- [Materials provided]
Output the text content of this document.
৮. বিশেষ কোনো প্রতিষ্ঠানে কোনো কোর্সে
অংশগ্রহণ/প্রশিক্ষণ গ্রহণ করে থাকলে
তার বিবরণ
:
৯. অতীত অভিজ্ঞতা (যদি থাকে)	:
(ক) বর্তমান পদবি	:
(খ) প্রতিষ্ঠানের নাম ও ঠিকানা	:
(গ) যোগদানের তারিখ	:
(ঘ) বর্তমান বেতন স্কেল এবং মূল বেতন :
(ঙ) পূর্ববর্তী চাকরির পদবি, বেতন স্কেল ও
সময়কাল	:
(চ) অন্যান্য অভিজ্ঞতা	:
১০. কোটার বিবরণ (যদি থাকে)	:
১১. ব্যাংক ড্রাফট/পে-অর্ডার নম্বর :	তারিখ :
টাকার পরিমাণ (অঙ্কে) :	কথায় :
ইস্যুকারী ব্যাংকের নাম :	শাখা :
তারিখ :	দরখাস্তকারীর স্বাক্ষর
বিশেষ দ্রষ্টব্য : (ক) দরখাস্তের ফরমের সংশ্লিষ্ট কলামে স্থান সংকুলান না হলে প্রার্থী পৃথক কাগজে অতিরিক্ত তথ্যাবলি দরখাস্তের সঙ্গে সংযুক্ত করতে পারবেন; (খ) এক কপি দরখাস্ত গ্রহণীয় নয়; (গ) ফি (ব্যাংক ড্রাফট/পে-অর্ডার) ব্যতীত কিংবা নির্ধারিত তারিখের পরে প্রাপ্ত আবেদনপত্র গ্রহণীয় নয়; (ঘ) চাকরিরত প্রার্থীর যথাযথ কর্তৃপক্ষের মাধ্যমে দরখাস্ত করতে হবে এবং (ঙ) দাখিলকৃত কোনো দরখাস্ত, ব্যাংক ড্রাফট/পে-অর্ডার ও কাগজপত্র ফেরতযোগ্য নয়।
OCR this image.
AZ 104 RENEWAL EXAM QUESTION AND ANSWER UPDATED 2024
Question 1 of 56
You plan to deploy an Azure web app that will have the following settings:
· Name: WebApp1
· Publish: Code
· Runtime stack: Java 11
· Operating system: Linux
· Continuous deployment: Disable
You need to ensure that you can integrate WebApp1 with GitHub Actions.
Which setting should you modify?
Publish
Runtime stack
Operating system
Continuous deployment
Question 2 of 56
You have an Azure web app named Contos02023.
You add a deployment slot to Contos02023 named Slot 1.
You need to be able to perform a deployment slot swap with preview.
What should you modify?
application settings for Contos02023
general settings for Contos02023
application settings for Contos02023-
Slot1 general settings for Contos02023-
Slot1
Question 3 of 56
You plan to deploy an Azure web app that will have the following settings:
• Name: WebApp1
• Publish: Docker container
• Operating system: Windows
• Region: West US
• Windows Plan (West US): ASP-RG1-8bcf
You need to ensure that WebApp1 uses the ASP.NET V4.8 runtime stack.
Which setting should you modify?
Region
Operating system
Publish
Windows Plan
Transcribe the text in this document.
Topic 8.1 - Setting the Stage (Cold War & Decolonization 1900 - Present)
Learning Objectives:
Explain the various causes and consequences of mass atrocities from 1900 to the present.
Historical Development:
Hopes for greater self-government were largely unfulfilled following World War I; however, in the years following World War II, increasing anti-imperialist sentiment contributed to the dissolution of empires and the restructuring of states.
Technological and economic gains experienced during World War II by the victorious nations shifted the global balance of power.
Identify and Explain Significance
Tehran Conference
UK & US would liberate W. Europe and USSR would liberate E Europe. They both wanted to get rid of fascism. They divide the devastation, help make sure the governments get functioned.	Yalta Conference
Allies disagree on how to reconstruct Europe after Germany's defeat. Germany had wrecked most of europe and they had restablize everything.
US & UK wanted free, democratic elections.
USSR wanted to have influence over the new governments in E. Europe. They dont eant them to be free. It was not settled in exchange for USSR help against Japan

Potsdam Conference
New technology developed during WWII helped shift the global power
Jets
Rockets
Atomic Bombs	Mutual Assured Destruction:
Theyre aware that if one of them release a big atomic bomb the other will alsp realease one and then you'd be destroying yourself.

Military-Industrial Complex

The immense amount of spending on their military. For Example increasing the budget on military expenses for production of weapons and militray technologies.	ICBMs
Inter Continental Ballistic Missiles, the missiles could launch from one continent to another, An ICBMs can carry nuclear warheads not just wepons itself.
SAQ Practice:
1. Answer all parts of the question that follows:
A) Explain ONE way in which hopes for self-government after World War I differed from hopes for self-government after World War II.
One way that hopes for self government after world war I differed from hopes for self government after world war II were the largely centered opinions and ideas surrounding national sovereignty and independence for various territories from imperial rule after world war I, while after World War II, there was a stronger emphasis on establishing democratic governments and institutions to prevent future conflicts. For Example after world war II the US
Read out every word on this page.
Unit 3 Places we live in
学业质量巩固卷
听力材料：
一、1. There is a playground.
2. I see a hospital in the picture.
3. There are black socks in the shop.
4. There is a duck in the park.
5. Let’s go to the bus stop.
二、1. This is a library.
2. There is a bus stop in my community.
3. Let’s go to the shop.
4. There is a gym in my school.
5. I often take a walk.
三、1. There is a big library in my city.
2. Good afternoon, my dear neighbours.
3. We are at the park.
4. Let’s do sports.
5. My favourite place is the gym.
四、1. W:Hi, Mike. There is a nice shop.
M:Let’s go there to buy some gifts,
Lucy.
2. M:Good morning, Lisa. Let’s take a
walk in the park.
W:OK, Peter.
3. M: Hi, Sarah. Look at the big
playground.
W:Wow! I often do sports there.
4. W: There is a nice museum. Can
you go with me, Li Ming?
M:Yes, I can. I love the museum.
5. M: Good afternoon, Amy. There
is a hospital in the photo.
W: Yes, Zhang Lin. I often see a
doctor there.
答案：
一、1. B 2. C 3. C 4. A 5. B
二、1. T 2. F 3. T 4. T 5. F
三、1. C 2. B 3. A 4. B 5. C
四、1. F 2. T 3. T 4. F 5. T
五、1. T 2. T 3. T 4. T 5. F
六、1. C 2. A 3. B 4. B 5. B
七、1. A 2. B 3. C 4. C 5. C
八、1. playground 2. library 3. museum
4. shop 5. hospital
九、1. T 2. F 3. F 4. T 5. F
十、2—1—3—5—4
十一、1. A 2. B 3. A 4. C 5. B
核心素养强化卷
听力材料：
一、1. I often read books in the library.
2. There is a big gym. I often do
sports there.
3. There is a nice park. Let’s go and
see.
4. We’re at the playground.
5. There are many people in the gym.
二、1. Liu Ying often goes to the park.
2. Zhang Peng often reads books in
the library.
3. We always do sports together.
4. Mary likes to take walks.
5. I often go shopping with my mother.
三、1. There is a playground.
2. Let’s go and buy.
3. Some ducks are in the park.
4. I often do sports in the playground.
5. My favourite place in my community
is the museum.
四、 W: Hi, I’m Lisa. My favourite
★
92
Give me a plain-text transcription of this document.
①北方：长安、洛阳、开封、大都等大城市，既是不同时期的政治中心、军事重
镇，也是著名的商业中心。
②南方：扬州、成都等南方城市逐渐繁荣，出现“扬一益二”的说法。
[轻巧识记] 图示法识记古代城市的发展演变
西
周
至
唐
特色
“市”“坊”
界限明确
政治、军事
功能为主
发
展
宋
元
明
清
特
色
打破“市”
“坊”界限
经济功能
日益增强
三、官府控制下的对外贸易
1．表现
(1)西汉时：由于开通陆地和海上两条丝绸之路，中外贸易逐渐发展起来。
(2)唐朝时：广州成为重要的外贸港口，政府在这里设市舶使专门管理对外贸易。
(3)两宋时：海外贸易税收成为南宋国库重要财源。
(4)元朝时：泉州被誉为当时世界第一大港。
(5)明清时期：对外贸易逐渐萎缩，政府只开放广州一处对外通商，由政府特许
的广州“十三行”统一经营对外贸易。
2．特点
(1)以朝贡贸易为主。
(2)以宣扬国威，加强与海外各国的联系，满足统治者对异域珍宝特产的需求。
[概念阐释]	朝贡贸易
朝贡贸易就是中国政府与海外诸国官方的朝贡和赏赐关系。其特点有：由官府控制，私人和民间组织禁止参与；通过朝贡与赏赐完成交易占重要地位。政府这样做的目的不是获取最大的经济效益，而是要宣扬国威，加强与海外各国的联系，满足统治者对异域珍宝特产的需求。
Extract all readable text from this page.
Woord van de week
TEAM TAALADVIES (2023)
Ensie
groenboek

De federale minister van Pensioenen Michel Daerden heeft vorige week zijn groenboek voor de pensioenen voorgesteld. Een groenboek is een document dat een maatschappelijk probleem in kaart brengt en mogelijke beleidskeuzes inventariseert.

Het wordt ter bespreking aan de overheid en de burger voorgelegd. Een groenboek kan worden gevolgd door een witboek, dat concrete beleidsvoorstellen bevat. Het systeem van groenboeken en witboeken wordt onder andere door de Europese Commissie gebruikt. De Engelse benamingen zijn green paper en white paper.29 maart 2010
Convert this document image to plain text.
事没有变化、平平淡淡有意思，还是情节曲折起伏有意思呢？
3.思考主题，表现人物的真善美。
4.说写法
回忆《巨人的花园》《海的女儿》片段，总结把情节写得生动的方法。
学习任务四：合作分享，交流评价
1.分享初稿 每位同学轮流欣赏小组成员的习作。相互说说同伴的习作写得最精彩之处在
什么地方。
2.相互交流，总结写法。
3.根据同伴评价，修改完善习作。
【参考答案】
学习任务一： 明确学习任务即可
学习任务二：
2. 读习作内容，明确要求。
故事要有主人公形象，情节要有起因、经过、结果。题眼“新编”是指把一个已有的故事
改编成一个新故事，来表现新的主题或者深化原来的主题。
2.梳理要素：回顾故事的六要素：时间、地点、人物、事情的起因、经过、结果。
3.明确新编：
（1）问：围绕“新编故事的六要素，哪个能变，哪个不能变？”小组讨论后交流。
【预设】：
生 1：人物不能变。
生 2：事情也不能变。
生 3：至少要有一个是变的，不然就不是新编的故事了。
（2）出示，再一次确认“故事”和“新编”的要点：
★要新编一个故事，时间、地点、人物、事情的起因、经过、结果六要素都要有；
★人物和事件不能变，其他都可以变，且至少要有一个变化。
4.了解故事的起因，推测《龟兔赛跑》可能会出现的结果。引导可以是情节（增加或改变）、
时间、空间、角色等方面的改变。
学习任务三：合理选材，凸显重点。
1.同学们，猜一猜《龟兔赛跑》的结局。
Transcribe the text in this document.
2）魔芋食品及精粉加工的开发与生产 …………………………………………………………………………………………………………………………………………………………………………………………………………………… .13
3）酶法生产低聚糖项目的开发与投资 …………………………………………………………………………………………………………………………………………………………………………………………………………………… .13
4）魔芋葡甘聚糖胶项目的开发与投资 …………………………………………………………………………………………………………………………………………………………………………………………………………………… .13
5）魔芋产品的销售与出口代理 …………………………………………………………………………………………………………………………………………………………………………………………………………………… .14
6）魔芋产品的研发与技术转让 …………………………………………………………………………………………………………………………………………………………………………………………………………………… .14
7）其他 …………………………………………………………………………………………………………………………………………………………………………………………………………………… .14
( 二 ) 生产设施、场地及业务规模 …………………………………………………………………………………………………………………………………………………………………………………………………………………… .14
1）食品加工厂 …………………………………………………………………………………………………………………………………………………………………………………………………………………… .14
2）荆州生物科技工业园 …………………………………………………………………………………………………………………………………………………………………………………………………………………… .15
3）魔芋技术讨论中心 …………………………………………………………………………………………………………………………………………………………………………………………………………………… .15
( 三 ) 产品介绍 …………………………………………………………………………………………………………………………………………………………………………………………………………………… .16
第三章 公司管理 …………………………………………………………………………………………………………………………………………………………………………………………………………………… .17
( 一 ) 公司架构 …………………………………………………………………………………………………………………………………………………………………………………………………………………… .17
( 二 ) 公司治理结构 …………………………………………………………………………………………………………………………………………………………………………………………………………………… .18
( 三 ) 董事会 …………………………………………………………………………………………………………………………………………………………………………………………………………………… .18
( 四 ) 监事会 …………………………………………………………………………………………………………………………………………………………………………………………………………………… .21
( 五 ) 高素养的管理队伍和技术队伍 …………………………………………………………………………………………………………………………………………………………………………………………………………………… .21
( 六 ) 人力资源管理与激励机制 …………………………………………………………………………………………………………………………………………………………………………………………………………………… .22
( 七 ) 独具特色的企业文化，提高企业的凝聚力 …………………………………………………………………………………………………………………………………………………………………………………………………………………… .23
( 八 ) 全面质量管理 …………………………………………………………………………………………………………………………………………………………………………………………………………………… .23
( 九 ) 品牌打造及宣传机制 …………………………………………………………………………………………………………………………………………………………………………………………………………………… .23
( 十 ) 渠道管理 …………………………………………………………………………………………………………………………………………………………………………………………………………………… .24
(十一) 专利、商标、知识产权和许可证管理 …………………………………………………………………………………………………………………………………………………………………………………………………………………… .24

- [What you have to do] Search the data above for lines holding "page" and copy each of them.

- [Exercise output]
Read out every word on this page.
Extract all readable text from this page.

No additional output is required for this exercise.